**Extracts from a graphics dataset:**
* * * *
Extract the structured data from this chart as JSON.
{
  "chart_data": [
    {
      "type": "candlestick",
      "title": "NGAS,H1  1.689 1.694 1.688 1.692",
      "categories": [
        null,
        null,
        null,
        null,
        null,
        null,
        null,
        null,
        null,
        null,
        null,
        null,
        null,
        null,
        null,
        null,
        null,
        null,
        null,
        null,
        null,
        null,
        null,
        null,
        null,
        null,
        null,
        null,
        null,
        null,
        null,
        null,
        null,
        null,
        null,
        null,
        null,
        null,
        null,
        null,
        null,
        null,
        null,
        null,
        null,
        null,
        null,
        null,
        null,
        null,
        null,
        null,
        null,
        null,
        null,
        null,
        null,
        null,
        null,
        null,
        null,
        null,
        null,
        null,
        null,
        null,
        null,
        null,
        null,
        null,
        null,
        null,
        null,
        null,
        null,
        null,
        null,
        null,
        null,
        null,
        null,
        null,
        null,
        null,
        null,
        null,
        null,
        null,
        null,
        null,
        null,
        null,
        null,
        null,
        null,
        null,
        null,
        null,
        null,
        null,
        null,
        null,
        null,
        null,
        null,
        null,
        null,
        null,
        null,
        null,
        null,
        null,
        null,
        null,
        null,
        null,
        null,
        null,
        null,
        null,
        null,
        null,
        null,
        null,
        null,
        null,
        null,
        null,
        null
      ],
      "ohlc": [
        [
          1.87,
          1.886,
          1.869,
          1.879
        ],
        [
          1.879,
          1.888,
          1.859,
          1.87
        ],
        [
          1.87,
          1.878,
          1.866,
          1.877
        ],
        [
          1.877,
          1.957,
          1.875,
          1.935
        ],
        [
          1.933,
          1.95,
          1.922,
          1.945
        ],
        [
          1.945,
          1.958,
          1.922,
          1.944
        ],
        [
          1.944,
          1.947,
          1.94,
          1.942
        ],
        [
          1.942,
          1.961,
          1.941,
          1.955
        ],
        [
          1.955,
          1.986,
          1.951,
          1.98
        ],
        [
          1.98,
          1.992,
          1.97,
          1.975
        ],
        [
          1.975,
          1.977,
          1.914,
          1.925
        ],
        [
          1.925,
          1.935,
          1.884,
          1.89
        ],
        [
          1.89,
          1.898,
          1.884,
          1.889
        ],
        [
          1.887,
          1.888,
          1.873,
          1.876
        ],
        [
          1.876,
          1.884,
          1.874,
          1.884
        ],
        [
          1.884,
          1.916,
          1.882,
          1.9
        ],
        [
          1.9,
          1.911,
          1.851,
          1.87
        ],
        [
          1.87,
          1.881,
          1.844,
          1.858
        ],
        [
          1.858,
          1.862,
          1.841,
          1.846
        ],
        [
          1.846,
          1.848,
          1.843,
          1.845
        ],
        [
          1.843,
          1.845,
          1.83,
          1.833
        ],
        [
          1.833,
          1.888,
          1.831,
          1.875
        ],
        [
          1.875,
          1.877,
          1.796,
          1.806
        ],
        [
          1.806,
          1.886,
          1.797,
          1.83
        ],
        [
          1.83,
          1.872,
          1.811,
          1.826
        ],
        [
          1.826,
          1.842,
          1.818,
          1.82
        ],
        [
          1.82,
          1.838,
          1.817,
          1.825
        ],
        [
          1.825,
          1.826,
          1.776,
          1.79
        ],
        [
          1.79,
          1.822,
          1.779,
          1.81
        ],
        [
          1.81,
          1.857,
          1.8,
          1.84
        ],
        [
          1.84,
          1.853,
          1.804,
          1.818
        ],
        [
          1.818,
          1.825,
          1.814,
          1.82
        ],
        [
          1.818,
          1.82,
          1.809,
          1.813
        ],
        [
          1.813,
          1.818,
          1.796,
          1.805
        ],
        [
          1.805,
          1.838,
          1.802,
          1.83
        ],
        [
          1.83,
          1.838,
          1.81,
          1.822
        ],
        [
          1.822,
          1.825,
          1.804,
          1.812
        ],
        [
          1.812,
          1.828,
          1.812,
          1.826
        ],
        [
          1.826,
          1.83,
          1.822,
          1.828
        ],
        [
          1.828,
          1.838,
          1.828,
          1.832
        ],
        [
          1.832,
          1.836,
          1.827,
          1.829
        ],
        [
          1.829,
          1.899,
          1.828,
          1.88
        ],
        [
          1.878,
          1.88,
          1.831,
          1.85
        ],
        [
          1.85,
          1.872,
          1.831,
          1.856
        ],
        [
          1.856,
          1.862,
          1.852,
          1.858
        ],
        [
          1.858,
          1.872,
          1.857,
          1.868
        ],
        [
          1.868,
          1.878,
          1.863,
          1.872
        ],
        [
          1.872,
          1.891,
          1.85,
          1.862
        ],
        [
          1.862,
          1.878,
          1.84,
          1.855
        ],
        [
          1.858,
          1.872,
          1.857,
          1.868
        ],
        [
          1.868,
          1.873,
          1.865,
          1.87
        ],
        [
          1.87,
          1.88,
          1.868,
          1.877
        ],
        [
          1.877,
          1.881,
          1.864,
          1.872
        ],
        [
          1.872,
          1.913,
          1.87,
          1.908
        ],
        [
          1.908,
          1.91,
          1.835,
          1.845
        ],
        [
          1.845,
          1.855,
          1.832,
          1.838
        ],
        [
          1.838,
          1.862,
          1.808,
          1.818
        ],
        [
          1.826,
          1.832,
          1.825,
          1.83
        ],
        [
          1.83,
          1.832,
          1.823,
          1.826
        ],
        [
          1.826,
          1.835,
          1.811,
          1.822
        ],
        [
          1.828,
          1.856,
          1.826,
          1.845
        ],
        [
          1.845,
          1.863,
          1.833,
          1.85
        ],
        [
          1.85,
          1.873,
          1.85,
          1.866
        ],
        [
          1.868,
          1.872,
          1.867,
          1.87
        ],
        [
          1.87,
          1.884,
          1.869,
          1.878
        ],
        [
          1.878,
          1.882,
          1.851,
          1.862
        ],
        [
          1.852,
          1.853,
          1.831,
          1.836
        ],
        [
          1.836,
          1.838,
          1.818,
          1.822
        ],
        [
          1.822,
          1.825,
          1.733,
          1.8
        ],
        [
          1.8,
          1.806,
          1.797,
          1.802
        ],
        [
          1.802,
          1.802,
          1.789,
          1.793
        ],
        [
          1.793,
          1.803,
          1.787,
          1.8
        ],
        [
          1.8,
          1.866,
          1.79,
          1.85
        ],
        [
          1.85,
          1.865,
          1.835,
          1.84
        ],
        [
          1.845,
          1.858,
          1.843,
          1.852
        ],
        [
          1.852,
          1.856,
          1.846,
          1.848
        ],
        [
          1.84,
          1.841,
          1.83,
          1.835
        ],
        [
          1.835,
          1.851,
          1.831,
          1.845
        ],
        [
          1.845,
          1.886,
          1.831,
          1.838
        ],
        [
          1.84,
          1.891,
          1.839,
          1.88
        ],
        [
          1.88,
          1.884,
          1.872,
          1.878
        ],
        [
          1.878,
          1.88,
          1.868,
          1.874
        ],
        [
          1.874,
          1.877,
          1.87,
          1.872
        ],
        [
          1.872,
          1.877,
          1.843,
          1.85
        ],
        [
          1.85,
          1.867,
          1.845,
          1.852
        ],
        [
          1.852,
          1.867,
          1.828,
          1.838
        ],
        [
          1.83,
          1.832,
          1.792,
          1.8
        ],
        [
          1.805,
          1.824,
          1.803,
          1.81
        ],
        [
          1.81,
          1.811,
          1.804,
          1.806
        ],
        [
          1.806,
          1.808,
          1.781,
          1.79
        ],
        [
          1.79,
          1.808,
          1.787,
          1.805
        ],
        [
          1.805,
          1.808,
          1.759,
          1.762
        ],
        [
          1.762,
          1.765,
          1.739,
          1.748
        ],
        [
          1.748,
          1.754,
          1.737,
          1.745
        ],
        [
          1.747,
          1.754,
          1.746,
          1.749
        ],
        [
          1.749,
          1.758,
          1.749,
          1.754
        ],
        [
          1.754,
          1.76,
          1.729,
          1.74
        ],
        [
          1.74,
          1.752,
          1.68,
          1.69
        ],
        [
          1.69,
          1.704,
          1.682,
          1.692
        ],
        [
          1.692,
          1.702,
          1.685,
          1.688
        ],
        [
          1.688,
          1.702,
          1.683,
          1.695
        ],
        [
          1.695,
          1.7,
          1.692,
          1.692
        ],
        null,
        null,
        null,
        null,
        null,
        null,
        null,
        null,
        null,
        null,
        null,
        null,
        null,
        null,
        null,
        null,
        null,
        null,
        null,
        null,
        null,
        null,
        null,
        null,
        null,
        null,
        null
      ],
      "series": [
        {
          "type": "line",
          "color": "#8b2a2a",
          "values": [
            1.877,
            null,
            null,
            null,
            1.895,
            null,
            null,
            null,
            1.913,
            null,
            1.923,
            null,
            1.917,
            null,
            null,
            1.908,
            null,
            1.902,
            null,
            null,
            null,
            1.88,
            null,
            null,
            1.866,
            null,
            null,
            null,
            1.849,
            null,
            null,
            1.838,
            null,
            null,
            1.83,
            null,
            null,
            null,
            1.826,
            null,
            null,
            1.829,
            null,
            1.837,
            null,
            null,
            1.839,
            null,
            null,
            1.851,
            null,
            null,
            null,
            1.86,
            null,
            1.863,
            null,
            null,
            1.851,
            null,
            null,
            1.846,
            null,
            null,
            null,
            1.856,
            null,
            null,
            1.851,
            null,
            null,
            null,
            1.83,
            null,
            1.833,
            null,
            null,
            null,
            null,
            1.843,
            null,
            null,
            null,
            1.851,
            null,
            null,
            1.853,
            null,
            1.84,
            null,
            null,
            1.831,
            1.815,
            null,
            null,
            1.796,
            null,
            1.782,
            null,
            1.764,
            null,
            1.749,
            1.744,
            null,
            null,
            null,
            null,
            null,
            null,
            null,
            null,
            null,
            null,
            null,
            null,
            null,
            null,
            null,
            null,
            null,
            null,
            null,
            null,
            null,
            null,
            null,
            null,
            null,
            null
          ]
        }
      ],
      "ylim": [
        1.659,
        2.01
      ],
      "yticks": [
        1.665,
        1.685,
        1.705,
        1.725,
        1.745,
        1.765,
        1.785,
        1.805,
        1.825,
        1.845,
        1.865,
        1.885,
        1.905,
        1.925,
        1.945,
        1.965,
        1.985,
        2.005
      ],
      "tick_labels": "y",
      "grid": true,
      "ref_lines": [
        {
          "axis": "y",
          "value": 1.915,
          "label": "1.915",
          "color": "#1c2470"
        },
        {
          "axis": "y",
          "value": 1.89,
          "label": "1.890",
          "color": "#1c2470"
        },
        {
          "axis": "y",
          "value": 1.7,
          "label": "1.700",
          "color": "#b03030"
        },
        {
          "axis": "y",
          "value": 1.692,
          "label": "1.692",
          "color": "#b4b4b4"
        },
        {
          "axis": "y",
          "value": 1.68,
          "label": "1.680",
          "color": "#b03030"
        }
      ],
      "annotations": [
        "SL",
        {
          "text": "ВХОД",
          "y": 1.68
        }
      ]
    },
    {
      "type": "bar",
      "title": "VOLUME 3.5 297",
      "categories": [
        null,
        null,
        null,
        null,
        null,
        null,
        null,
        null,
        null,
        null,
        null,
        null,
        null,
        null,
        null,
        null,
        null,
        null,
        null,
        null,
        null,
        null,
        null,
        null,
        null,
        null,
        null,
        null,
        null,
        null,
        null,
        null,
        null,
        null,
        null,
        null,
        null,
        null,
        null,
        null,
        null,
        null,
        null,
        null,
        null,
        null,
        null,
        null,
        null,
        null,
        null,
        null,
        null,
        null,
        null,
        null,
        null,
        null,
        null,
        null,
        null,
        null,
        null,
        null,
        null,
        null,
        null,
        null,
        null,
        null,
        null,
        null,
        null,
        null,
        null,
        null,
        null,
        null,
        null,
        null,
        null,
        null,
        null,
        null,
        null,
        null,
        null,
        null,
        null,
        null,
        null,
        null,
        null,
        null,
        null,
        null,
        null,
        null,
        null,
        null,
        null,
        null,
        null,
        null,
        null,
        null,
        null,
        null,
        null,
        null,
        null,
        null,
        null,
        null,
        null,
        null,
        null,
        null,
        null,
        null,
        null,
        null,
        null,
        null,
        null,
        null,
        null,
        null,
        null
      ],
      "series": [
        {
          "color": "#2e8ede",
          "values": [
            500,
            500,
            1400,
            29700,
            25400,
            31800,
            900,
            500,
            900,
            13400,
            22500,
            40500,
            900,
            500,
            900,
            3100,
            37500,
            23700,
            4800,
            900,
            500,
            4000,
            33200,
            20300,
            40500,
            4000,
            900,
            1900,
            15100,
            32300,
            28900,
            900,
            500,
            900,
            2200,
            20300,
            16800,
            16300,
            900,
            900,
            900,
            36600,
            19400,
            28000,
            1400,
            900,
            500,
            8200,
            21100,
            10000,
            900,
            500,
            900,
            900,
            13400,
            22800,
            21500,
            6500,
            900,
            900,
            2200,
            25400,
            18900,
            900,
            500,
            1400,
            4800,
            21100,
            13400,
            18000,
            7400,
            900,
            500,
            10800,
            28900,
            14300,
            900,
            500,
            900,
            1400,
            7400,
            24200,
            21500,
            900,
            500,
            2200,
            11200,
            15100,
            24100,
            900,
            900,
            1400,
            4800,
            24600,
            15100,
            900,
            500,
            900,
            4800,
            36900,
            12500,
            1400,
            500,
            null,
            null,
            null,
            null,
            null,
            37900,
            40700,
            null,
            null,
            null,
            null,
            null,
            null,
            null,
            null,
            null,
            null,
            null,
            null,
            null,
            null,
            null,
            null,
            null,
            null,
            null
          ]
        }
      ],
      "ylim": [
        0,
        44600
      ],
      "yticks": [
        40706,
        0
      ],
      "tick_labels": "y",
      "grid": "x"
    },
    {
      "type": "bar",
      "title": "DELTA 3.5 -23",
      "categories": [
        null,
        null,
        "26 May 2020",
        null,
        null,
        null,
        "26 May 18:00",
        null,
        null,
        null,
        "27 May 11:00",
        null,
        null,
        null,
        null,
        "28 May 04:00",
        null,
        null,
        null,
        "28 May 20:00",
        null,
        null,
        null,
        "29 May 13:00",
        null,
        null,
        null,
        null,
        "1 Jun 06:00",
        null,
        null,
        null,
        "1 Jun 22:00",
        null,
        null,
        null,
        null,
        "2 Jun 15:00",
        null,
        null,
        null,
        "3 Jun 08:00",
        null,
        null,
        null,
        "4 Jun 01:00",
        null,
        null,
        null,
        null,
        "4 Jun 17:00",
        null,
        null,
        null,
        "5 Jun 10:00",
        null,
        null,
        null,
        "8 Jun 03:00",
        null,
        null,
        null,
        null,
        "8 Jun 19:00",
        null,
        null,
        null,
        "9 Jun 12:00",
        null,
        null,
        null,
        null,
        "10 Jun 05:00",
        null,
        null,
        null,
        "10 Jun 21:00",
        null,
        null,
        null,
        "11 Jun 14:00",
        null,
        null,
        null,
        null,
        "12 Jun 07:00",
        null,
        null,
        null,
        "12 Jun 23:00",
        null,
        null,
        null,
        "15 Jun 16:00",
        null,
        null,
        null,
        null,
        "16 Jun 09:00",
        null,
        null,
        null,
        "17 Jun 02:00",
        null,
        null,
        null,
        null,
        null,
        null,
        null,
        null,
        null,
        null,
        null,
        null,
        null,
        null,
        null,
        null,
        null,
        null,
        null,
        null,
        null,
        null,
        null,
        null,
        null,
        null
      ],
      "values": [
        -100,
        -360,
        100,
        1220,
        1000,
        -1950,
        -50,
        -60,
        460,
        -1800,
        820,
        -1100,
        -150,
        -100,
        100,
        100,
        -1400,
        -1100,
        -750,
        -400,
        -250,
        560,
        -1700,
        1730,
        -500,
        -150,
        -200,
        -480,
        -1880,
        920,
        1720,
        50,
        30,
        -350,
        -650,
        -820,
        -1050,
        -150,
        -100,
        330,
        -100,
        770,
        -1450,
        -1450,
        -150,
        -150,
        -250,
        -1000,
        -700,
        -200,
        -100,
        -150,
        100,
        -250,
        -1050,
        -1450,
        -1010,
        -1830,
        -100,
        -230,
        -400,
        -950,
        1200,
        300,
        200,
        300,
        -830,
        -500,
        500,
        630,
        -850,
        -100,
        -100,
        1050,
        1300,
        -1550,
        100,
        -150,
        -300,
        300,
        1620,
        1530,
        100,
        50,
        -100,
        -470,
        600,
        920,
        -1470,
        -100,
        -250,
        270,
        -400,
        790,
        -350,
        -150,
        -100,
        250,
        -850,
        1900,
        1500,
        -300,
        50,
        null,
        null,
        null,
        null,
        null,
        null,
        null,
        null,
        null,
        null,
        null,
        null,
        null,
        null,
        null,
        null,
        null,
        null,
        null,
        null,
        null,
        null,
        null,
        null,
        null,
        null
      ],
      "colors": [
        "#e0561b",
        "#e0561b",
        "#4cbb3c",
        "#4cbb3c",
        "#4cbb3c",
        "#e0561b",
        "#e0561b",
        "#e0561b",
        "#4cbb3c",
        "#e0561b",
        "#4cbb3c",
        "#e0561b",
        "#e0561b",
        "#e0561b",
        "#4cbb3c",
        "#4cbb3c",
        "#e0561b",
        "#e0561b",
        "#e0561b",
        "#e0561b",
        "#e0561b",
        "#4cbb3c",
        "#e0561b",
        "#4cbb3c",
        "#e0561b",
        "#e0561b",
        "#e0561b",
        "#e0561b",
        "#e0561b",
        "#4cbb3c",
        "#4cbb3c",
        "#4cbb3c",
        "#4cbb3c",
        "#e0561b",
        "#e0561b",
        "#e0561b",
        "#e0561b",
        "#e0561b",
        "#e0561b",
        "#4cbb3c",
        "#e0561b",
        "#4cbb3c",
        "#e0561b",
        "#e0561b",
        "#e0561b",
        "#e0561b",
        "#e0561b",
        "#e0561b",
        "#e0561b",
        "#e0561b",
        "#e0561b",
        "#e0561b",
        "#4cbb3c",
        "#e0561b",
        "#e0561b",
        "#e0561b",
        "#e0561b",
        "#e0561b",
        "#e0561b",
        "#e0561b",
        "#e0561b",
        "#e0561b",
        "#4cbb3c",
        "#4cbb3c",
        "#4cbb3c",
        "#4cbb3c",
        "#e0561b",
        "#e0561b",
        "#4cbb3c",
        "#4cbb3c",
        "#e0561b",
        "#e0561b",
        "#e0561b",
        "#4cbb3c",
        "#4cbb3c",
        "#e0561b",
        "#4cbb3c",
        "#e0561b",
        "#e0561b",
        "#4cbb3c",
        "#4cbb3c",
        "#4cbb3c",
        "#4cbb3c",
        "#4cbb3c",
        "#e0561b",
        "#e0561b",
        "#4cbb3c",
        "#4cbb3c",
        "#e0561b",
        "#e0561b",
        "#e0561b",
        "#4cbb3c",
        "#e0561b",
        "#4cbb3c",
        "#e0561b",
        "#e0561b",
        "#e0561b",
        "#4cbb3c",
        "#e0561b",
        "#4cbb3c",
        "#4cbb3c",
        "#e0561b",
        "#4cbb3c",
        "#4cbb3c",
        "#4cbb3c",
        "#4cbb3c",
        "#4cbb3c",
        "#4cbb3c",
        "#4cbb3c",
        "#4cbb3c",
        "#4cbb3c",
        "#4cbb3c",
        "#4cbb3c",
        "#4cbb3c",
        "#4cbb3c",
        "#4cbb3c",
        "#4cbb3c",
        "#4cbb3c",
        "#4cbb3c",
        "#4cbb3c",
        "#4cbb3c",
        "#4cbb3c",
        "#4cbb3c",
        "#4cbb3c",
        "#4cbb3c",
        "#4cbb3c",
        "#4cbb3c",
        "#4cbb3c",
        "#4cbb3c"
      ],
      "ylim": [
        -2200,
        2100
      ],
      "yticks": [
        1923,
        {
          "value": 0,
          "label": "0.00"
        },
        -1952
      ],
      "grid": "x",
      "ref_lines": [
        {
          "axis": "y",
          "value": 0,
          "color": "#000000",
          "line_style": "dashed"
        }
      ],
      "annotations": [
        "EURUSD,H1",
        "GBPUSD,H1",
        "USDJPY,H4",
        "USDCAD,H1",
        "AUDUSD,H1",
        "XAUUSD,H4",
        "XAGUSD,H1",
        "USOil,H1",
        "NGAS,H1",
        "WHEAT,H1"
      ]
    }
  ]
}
* * * *
**Short exercise:** Figure out how many lines of the data above include "type", then give the number and nothing more.

**Output for this task:** 4